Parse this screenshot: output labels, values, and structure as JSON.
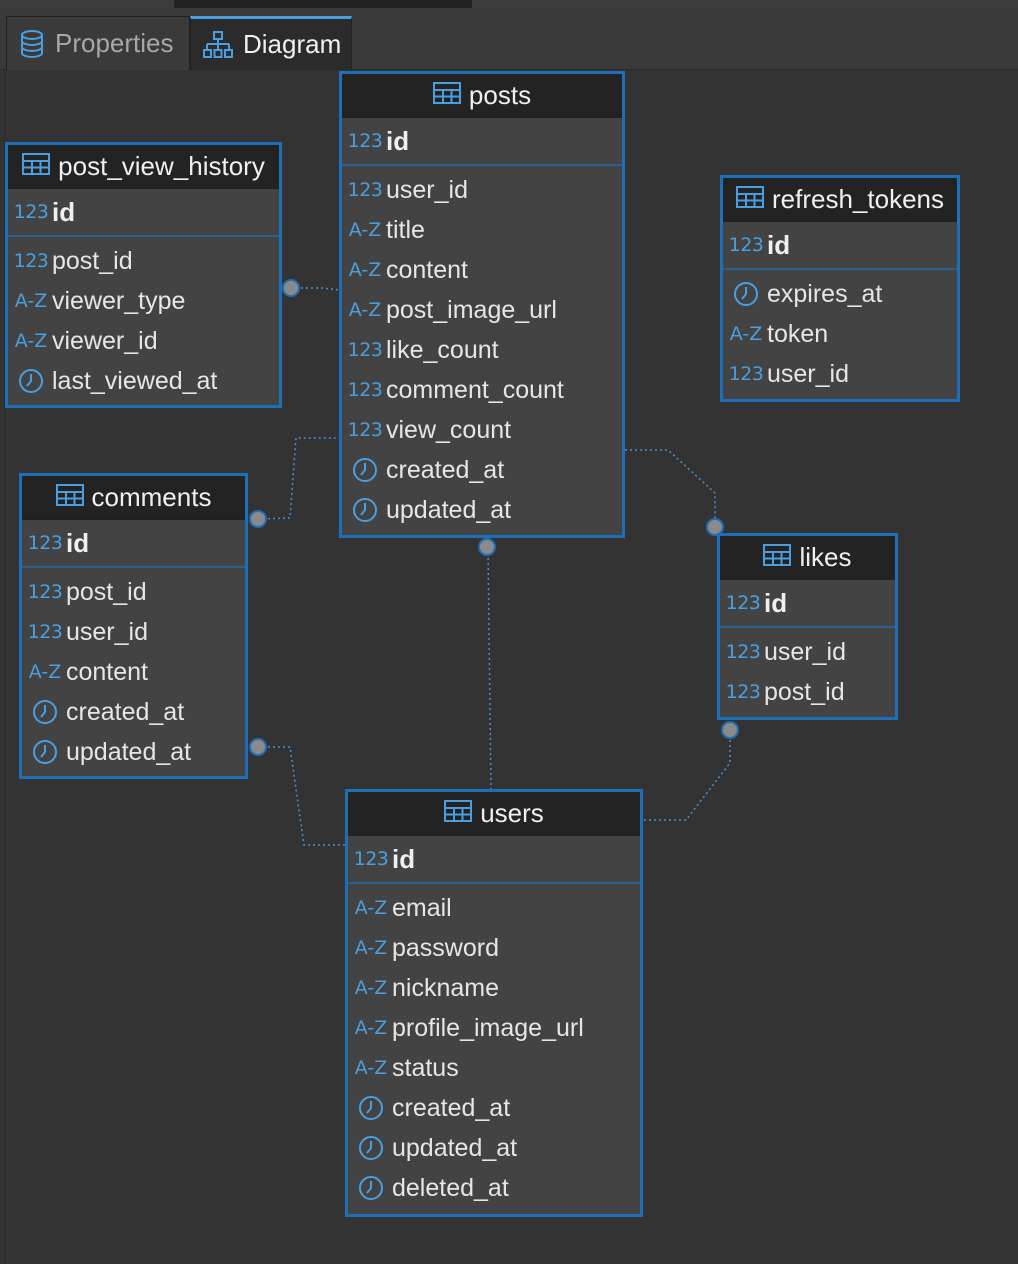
{
  "tabs": [
    {
      "label": "Properties",
      "icon": "database-icon",
      "active": false
    },
    {
      "label": "Diagram",
      "icon": "diagram-icon",
      "active": true
    }
  ],
  "type_icons": {
    "number": "123",
    "text": "A-Z",
    "datetime": "clock-icon"
  },
  "colors": {
    "accent": "#1f6fb8",
    "icon": "#4a9fe0",
    "header": "#232323",
    "body": "#434343",
    "canvas": "#333333"
  },
  "entities": {
    "posts": {
      "title": "posts",
      "pk": {
        "name": "id",
        "type": "123"
      },
      "columns": [
        {
          "name": "user_id",
          "type": "123"
        },
        {
          "name": "title",
          "type": "A-Z"
        },
        {
          "name": "content",
          "type": "A-Z"
        },
        {
          "name": "post_image_url",
          "type": "A-Z"
        },
        {
          "name": "like_count",
          "type": "123"
        },
        {
          "name": "comment_count",
          "type": "123"
        },
        {
          "name": "view_count",
          "type": "123"
        },
        {
          "name": "created_at",
          "type": "clock"
        },
        {
          "name": "updated_at",
          "type": "clock"
        }
      ]
    },
    "post_view_history": {
      "title": "post_view_history",
      "pk": {
        "name": "id",
        "type": "123"
      },
      "columns": [
        {
          "name": "post_id",
          "type": "123"
        },
        {
          "name": "viewer_type",
          "type": "A-Z"
        },
        {
          "name": "viewer_id",
          "type": "A-Z"
        },
        {
          "name": "last_viewed_at",
          "type": "clock"
        }
      ]
    },
    "refresh_tokens": {
      "title": "refresh_tokens",
      "pk": {
        "name": "id",
        "type": "123"
      },
      "columns": [
        {
          "name": "expires_at",
          "type": "clock"
        },
        {
          "name": "token",
          "type": "A-Z"
        },
        {
          "name": "user_id",
          "type": "123"
        }
      ]
    },
    "comments": {
      "title": "comments",
      "pk": {
        "name": "id",
        "type": "123"
      },
      "columns": [
        {
          "name": "post_id",
          "type": "123"
        },
        {
          "name": "user_id",
          "type": "123"
        },
        {
          "name": "content",
          "type": "A-Z"
        },
        {
          "name": "created_at",
          "type": "clock"
        },
        {
          "name": "updated_at",
          "type": "clock"
        }
      ]
    },
    "likes": {
      "title": "likes",
      "pk": {
        "name": "id",
        "type": "123"
      },
      "columns": [
        {
          "name": "user_id",
          "type": "123"
        },
        {
          "name": "post_id",
          "type": "123"
        }
      ]
    },
    "users": {
      "title": "users",
      "pk": {
        "name": "id",
        "type": "123"
      },
      "columns": [
        {
          "name": "email",
          "type": "A-Z"
        },
        {
          "name": "password",
          "type": "A-Z"
        },
        {
          "name": "nickname",
          "type": "A-Z"
        },
        {
          "name": "profile_image_url",
          "type": "A-Z"
        },
        {
          "name": "status",
          "type": "A-Z"
        },
        {
          "name": "created_at",
          "type": "clock"
        },
        {
          "name": "updated_at",
          "type": "clock"
        },
        {
          "name": "deleted_at",
          "type": "clock"
        }
      ]
    }
  }
}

Directions
Please repeat the entries exactly. Do not include the pictures.

Solution for this task
Parse this screenshot: output labels, values, and structure as JSON.
{
  "tabs": [
    {
      "label": "Properties",
      "icon": "database-icon",
      "active": false
    },
    {
      "label": "Diagram",
      "icon": "diagram-icon",
      "active": true
    }
  ],
  "type_icons": {
    "number": "123",
    "text": "A-Z",
    "datetime": "clock-icon"
  },
  "colors": {
    "accent": "#1f6fb8",
    "icon": "#4a9fe0",
    "header": "#232323",
    "body": "#434343",
    "canvas": "#333333"
  },
  "entities": {
    "posts": {
      "title": "posts",
      "pk": {
        "name": "id",
        "type": "123"
      },
      "columns": [
        {
          "name": "user_id",
          "type": "123"
        },
        {
          "name": "title",
          "type": "A-Z"
        },
        {
          "name": "content",
          "type": "A-Z"
        },
        {
          "name": "post_image_url",
          "type": "A-Z"
        },
        {
          "name": "like_count",
          "type": "123"
        },
        {
          "name": "comment_count",
          "type": "123"
        },
        {
          "name": "view_count",
          "type": "123"
        },
        {
          "name": "created_at",
          "type": "clock"
        },
        {
          "name": "updated_at",
          "type": "clock"
        }
      ]
    },
    "post_view_history": {
      "title": "post_view_history",
      "pk": {
        "name": "id",
        "type": "123"
      },
      "columns": [
        {
          "name": "post_id",
          "type": "123"
        },
        {
          "name": "viewer_type",
          "type": "A-Z"
        },
        {
          "name": "viewer_id",
          "type": "A-Z"
        },
        {
          "name": "last_viewed_at",
          "type": "clock"
        }
      ]
    },
    "refresh_tokens": {
      "title": "refresh_tokens",
      "pk": {
        "name": "id",
        "type": "123"
      },
      "columns": [
        {
          "name": "expires_at",
          "type": "clock"
        },
        {
          "name": "token",
          "type": "A-Z"
        },
        {
          "name": "user_id",
          "type": "123"
        }
      ]
    },
    "comments": {
      "title": "comments",
      "pk": {
        "name": "id",
        "type": "123"
      },
      "columns": [
        {
          "name": "post_id",
          "type": "123"
        },
        {
          "name": "user_id",
          "type": "123"
        },
        {
          "name": "content",
          "type": "A-Z"
        },
        {
          "name": "created_at",
          "type": "clock"
        },
        {
          "name": "updated_at",
          "type": "clock"
        }
      ]
    },
    "likes": {
      "title": "likes",
      "pk": {
        "name": "id",
        "type": "123"
      },
      "columns": [
        {
          "name": "user_id",
          "type": "123"
        },
        {
          "name": "post_id",
          "type": "123"
        }
      ]
    },
    "users": {
      "title": "users",
      "pk": {
        "name": "id",
        "type": "123"
      },
      "columns": [
        {
          "name": "email",
          "type": "A-Z"
        },
        {
          "name": "password",
          "type": "A-Z"
        },
        {
          "name": "nickname",
          "type": "A-Z"
        },
        {
          "name": "profile_image_url",
          "type": "A-Z"
        },
        {
          "name": "status",
          "type": "A-Z"
        },
        {
          "name": "created_at",
          "type": "clock"
        },
        {
          "name": "updated_at",
          "type": "clock"
        },
        {
          "name": "deleted_at",
          "type": "clock"
        }
      ]
    }
  }
}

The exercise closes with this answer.